▶ [STATED PROBLEM]: Would you retype all of these records exactly?

[Extracted records]
---+---

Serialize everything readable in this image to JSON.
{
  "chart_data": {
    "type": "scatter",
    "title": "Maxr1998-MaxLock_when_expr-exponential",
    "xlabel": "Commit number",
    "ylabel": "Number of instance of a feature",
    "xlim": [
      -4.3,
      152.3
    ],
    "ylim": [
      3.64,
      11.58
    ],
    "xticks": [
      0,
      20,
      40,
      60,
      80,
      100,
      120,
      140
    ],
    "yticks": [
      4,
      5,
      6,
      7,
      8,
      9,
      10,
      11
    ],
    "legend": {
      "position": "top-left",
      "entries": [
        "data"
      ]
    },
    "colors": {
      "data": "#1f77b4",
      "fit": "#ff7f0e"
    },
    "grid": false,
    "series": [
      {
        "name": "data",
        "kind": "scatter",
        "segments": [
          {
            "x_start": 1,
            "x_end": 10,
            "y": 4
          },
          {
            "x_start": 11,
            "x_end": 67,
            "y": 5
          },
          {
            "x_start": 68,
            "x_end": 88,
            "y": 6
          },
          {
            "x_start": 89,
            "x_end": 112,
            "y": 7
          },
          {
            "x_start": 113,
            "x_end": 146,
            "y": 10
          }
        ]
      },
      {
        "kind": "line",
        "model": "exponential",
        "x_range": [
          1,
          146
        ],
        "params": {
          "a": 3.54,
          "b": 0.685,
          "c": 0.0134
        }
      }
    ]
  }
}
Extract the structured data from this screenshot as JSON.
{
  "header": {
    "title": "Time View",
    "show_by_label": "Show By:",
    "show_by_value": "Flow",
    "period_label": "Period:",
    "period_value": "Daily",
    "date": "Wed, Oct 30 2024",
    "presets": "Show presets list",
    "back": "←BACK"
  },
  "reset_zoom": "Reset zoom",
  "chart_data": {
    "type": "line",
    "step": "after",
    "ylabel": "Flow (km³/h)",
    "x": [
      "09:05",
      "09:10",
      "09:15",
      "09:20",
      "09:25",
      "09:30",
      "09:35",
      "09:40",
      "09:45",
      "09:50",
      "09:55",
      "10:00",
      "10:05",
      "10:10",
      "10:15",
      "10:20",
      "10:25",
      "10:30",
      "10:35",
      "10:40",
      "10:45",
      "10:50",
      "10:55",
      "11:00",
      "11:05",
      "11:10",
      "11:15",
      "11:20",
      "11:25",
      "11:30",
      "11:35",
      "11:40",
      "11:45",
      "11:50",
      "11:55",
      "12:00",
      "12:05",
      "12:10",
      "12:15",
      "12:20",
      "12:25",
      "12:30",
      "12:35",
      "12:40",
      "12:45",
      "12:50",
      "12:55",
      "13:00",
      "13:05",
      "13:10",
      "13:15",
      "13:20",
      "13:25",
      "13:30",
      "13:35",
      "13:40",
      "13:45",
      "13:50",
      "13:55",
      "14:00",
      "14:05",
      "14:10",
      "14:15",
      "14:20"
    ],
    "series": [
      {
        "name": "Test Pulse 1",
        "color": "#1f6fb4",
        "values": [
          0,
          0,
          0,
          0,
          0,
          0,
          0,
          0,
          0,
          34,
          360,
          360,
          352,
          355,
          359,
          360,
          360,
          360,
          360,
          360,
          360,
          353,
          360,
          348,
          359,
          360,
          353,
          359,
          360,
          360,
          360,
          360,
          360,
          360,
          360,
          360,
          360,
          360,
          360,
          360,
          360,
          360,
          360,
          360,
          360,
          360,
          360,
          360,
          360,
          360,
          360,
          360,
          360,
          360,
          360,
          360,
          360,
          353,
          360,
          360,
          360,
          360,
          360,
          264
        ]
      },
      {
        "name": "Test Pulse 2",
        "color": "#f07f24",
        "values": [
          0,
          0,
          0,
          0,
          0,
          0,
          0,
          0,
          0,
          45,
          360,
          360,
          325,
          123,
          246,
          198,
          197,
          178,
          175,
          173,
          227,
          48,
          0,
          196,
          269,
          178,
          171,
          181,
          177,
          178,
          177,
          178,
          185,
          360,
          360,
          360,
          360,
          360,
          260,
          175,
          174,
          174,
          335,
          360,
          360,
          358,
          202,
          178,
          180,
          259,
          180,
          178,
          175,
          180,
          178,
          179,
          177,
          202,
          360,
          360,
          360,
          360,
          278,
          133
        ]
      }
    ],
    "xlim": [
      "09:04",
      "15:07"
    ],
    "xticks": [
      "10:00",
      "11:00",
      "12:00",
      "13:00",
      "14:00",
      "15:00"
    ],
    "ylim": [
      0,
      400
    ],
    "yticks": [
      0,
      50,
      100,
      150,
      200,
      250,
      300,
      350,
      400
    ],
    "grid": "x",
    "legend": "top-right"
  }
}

---+---

▶ [THE REPLY]:
Serialize everything readable in this image to JSON.
{
  "chart_data": {
    "type": "scatter",
    "title": "Maxr1998-MaxLock_when_expr-exponential",
    "xlabel": "Commit number",
    "ylabel": "Number of instance of a feature",
    "xlim": [
      -4.3,
      152.3
    ],
    "ylim": [
      3.64,
      11.58
    ],
    "xticks": [
      0,
      20,
      40,
      60,
      80,
      100,
      120,
      140
    ],
    "yticks": [
      4,
      5,
      6,
      7,
      8,
      9,
      10,
      11
    ],
    "legend": {
      "position": "top-left",
      "entries": [
        "data"
      ]
    },
    "colors": {
      "data": "#1f77b4",
      "fit": "#ff7f0e"
    },
    "grid": false,
    "series": [
      {
        "name": "data",
        "kind": "scatter",
        "segments": [
          {
            "x_start": 1,
            "x_end": 10,
            "y": 4
          },
          {
            "x_start": 11,
            "x_end": 67,
            "y": 5
          },
          {
            "x_start": 68,
            "x_end": 88,
            "y": 6
          },
          {
            "x_start": 89,
            "x_end": 112,
            "y": 7
          },
          {
            "x_start": 113,
            "x_end": 146,
            "y": 10
          }
        ]
      },
      {
        "kind": "line",
        "model": "exponential",
        "x_range": [
          1,
          146
        ],
        "params": {
          "a": 3.54,
          "b": 0.685,
          "c": 0.0134
        }
      }
    ]
  }
}
Extract the structured data from this screenshot as JSON.
{
  "header": {
    "title": "Time View",
    "show_by_label": "Show By:",
    "show_by_value": "Flow",
    "period_label": "Period:",
    "period_value": "Daily",
    "date": "Wed, Oct 30 2024",
    "presets": "Show presets list",
    "back": "←BACK"
  },
  "reset_zoom": "Reset zoom",
  "chart_data": {
    "type": "line",
    "step": "after",
    "ylabel": "Flow (km³/h)",
    "x": [
      "09:05",
      "09:10",
      "09:15",
      "09:20",
      "09:25",
      "09:30",
      "09:35",
      "09:40",
      "09:45",
      "09:50",
      "09:55",
      "10:00",
      "10:05",
      "10:10",
      "10:15",
      "10:20",
      "10:25",
      "10:30",
      "10:35",
      "10:40",
      "10:45",
      "10:50",
      "10:55",
      "11:00",
      "11:05",
      "11:10",
      "11:15",
      "11:20",
      "11:25",
      "11:30",
      "11:35",
      "11:40",
      "11:45",
      "11:50",
      "11:55",
      "12:00",
      "12:05",
      "12:10",
      "12:15",
      "12:20",
      "12:25",
      "12:30",
      "12:35",
      "12:40",
      "12:45",
      "12:50",
      "12:55",
      "13:00",
      "13:05",
      "13:10",
      "13:15",
      "13:20",
      "13:25",
      "13:30",
      "13:35",
      "13:40",
      "13:45",
      "13:50",
      "13:55",
      "14:00",
      "14:05",
      "14:10",
      "14:15",
      "14:20"
    ],
    "series": [
      {
        "name": "Test Pulse 1",
        "color": "#1f6fb4",
        "values": [
          0,
          0,
          0,
          0,
          0,
          0,
          0,
          0,
          0,
          34,
          360,
          360,
          352,
          355,
          359,
          360,
          360,
          360,
          360,
          360,
          360,
          353,
          360,
          348,
          359,
          360,
          353,
          359,
          360,
          360,
          360,
          360,
          360,
          360,
          360,
          360,
          360,
          360,
          360,
          360,
          360,
          360,
          360,
          360,
          360,
          360,
          360,
          360,
          360,
          360,
          360,
          360,
          360,
          360,
          360,
          360,
          360,
          353,
          360,
          360,
          360,
          360,
          360,
          264
        ]
      },
      {
        "name": "Test Pulse 2",
        "color": "#f07f24",
        "values": [
          0,
          0,
          0,
          0,
          0,
          0,
          0,
          0,
          0,
          45,
          360,
          360,
          325,
          123,
          246,
          198,
          197,
          178,
          175,
          173,
          227,
          48,
          0,
          196,
          269,
          178,
          171,
          181,
          177,
          178,
          177,
          178,
          185,
          360,
          360,
          360,
          360,
          360,
          260,
          175,
          174,
          174,
          335,
          360,
          360,
          358,
          202,
          178,
          180,
          259,
          180,
          178,
          175,
          180,
          178,
          179,
          177,
          202,
          360,
          360,
          360,
          360,
          278,
          133
        ]
      }
    ],
    "xlim": [
      "09:04",
      "15:07"
    ],
    "xticks": [
      "10:00",
      "11:00",
      "12:00",
      "13:00",
      "14:00",
      "15:00"
    ],
    "ylim": [
      0,
      400
    ],
    "yticks": [
      0,
      50,
      100,
      150,
      200,
      250,
      300,
      350,
      400
    ],
    "grid": "x",
    "legend": "top-right"
  }
}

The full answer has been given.